[Recorded data]
· · · · · · ·

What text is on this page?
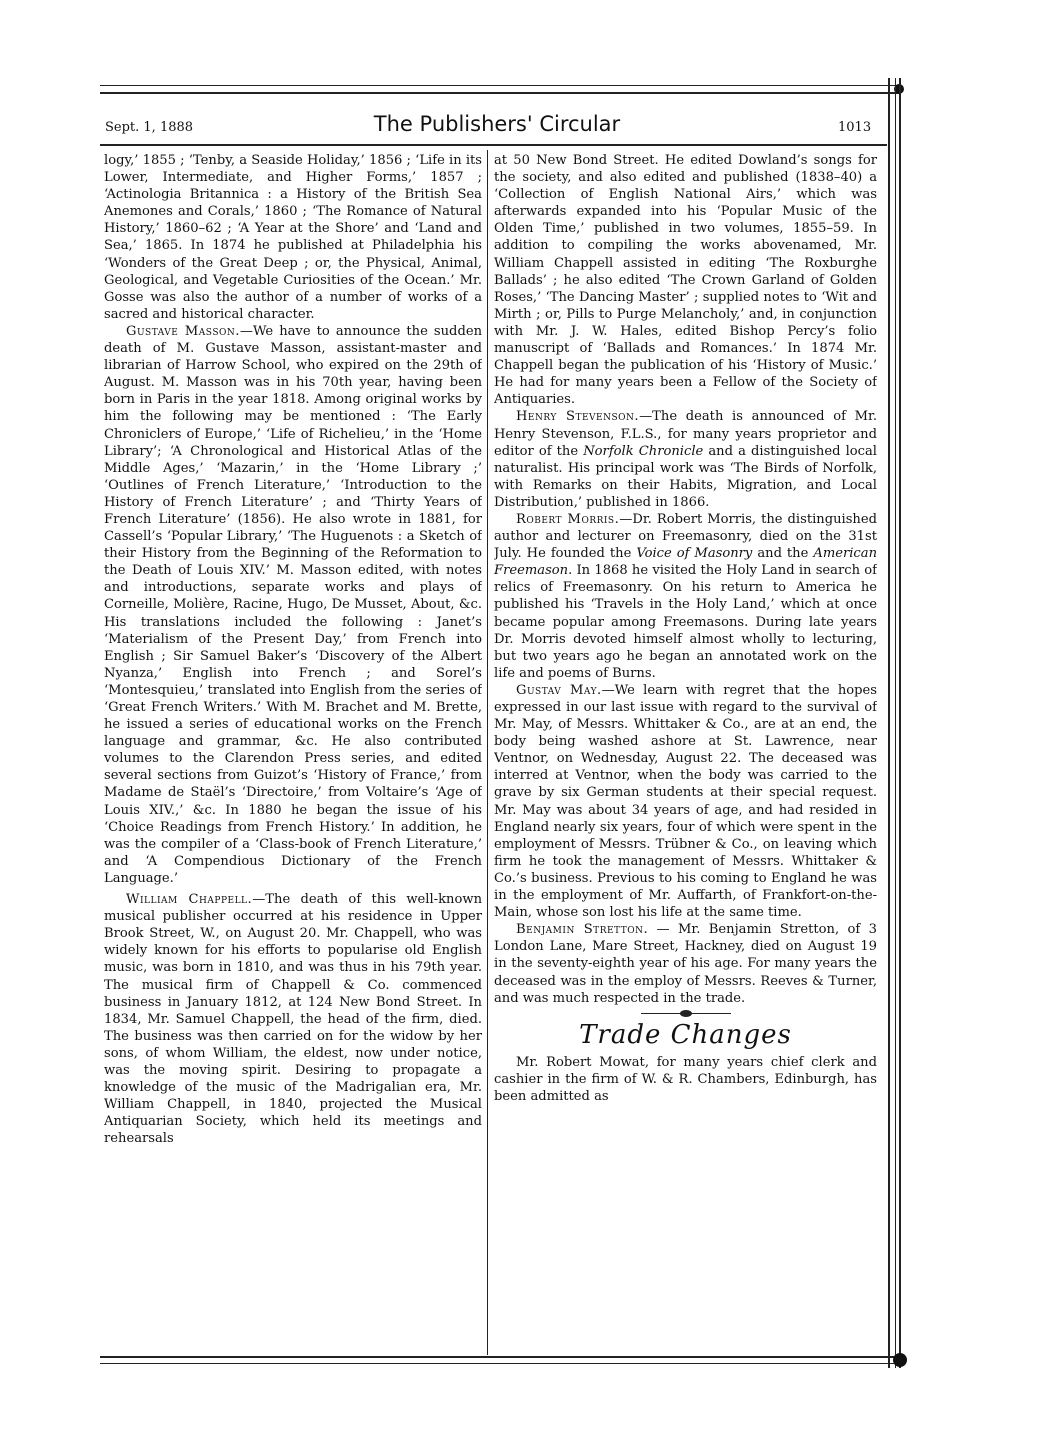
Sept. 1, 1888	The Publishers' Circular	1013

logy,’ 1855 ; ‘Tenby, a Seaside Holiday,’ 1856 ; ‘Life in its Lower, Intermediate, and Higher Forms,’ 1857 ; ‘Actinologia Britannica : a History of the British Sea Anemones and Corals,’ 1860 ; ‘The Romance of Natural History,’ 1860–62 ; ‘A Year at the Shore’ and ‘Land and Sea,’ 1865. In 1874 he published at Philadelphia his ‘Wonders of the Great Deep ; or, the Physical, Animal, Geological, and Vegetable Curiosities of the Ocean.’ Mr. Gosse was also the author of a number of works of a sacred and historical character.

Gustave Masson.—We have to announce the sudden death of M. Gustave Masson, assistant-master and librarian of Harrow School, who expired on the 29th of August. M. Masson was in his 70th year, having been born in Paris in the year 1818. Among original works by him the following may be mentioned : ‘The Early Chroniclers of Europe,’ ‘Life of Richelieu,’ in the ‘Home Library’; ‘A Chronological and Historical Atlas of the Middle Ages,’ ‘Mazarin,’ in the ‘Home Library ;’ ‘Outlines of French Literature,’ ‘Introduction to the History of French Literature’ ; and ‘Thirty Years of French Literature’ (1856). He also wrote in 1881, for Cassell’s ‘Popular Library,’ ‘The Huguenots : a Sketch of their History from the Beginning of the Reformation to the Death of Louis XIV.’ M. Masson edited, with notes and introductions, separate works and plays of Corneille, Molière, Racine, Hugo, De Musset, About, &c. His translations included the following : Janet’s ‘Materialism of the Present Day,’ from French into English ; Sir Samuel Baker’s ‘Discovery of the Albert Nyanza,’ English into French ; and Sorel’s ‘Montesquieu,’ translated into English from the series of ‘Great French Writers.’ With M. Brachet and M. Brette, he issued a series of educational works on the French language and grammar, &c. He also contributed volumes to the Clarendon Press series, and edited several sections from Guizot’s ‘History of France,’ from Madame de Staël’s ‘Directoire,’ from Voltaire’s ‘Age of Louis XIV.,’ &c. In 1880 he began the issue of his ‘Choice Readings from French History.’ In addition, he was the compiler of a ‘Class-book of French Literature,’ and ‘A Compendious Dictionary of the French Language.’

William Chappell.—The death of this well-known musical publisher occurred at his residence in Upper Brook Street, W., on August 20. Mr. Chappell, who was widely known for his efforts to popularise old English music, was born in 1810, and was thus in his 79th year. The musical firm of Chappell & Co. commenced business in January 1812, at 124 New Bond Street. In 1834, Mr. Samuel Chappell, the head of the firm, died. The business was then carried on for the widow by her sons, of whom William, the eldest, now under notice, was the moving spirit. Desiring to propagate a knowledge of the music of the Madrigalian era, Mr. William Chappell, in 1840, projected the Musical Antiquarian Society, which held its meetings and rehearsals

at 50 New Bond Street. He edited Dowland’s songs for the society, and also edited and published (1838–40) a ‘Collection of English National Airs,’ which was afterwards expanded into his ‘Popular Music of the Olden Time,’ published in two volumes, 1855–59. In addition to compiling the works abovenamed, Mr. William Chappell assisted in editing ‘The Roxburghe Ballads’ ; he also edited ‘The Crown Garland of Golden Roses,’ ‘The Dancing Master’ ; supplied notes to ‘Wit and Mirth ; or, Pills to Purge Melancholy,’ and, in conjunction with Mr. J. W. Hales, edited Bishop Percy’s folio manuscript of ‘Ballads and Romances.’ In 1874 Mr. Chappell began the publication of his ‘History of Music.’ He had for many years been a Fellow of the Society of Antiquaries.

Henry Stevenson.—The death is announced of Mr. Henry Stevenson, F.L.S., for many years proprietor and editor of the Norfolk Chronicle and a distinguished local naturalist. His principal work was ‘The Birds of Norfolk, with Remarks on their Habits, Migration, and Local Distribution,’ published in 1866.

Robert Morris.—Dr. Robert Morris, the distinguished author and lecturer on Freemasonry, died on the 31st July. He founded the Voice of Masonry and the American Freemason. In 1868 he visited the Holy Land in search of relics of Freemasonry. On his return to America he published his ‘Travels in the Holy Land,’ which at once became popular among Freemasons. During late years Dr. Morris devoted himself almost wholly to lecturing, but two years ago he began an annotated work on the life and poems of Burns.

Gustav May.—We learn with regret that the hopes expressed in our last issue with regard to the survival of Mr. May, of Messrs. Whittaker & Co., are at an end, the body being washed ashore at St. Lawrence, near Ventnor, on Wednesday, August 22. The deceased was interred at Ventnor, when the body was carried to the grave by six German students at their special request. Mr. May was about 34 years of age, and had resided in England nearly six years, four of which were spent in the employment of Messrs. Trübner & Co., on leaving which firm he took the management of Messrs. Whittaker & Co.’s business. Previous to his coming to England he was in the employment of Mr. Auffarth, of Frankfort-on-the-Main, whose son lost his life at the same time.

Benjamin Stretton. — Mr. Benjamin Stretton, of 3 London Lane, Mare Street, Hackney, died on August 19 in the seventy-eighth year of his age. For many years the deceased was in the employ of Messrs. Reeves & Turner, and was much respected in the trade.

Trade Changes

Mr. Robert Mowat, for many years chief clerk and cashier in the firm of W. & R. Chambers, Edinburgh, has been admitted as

· · · · · · ·

● THE REQUEST
Every line should be retyped exactly, with the pictures omitted.

● WRITTEN RESPONSE
What text is on this page?
Sept. 1, 1888	The Publishers' Circular	1013

logy,’ 1855 ; ‘Tenby, a Seaside Holiday,’ 1856 ; ‘Life in its Lower, Intermediate, and Higher Forms,’ 1857 ; ‘Actinologia Britannica : a History of the British Sea Anemones and Corals,’ 1860 ; ‘The Romance of Natural History,’ 1860–62 ; ‘A Year at the Shore’ and ‘Land and Sea,’ 1865. In 1874 he published at Philadelphia his ‘Wonders of the Great Deep ; or, the Physical, Animal, Geological, and Vegetable Curiosities of the Ocean.’ Mr. Gosse was also the author of a number of works of a sacred and historical character.

Gustave Masson.—We have to announce the sudden death of M. Gustave Masson, assistant-master and librarian of Harrow School, who expired on the 29th of August. M. Masson was in his 70th year, having been born in Paris in the year 1818. Among original works by him the following may be mentioned : ‘The Early Chroniclers of Europe,’ ‘Life of Richelieu,’ in the ‘Home Library’; ‘A Chronological and Historical Atlas of the Middle Ages,’ ‘Mazarin,’ in the ‘Home Library ;’ ‘Outlines of French Literature,’ ‘Introduction to the History of French Literature’ ; and ‘Thirty Years of French Literature’ (1856). He also wrote in 1881, for Cassell’s ‘Popular Library,’ ‘The Huguenots : a Sketch of their History from the Beginning of the Reformation to the Death of Louis XIV.’ M. Masson edited, with notes and introductions, separate works and plays of Corneille, Molière, Racine, Hugo, De Musset, About, &c. His translations included the following : Janet’s ‘Materialism of the Present Day,’ from French into English ; Sir Samuel Baker’s ‘Discovery of the Albert Nyanza,’ English into French ; and Sorel’s ‘Montesquieu,’ translated into English from the series of ‘Great French Writers.’ With M. Brachet and M. Brette, he issued a series of educational works on the French language and grammar, &c. He also contributed volumes to the Clarendon Press series, and edited several sections from Guizot’s ‘History of France,’ from Madame de Staël’s ‘Directoire,’ from Voltaire’s ‘Age of Louis XIV.,’ &c. In 1880 he began the issue of his ‘Choice Readings from French History.’ In addition, he was the compiler of a ‘Class-book of French Literature,’ and ‘A Compendious Dictionary of the French Language.’

William Chappell.—The death of this well-known musical publisher occurred at his residence in Upper Brook Street, W., on August 20. Mr. Chappell, who was widely known for his efforts to popularise old English music, was born in 1810, and was thus in his 79th year. The musical firm of Chappell & Co. commenced business in January 1812, at 124 New Bond Street. In 1834, Mr. Samuel Chappell, the head of the firm, died. The business was then carried on for the widow by her sons, of whom William, the eldest, now under notice, was the moving spirit. Desiring to propagate a knowledge of the music of the Madrigalian era, Mr. William Chappell, in 1840, projected the Musical Antiquarian Society, which held its meetings and rehearsals

at 50 New Bond Street. He edited Dowland’s songs for the society, and also edited and published (1838–40) a ‘Collection of English National Airs,’ which was afterwards expanded into his ‘Popular Music of the Olden Time,’ published in two volumes, 1855–59. In addition to compiling the works abovenamed, Mr. William Chappell assisted in editing ‘The Roxburghe Ballads’ ; he also edited ‘The Crown Garland of Golden Roses,’ ‘The Dancing Master’ ; supplied notes to ‘Wit and Mirth ; or, Pills to Purge Melancholy,’ and, in conjunction with Mr. J. W. Hales, edited Bishop Percy’s folio manuscript of ‘Ballads and Romances.’ In 1874 Mr. Chappell began the publication of his ‘History of Music.’ He had for many years been a Fellow of the Society of Antiquaries.

Henry Stevenson.—The death is announced of Mr. Henry Stevenson, F.L.S., for many years proprietor and editor of the Norfolk Chronicle and a distinguished local naturalist. His principal work was ‘The Birds of Norfolk, with Remarks on their Habits, Migration, and Local Distribution,’ published in 1866.

Robert Morris.—Dr. Robert Morris, the distinguished author and lecturer on Freemasonry, died on the 31st July. He founded the Voice of Masonry and the American Freemason. In 1868 he visited the Holy Land in search of relics of Freemasonry. On his return to America he published his ‘Travels in the Holy Land,’ which at once became popular among Freemasons. During late years Dr. Morris devoted himself almost wholly to lecturing, but two years ago he began an annotated work on the life and poems of Burns.

Gustav May.—We learn with regret that the hopes expressed in our last issue with regard to the survival of Mr. May, of Messrs. Whittaker & Co., are at an end, the body being washed ashore at St. Lawrence, near Ventnor, on Wednesday, August 22. The deceased was interred at Ventnor, when the body was carried to the grave by six German students at their special request. Mr. May was about 34 years of age, and had resided in England nearly six years, four of which were spent in the employment of Messrs. Trübner & Co., on leaving which firm he took the management of Messrs. Whittaker & Co.’s business. Previous to his coming to England he was in the employment of Mr. Auffarth, of Frankfort-on-the-Main, whose son lost his life at the same time.

Benjamin Stretton. — Mr. Benjamin Stretton, of 3 London Lane, Mare Street, Hackney, died on August 19 in the seventy-eighth year of his age. For many years the deceased was in the employ of Messrs. Reeves & Turner, and was much respected in the trade.

Trade Changes

Mr. Robert Mowat, for many years chief clerk and cashier in the firm of W. & R. Chambers, Edinburgh, has been admitted as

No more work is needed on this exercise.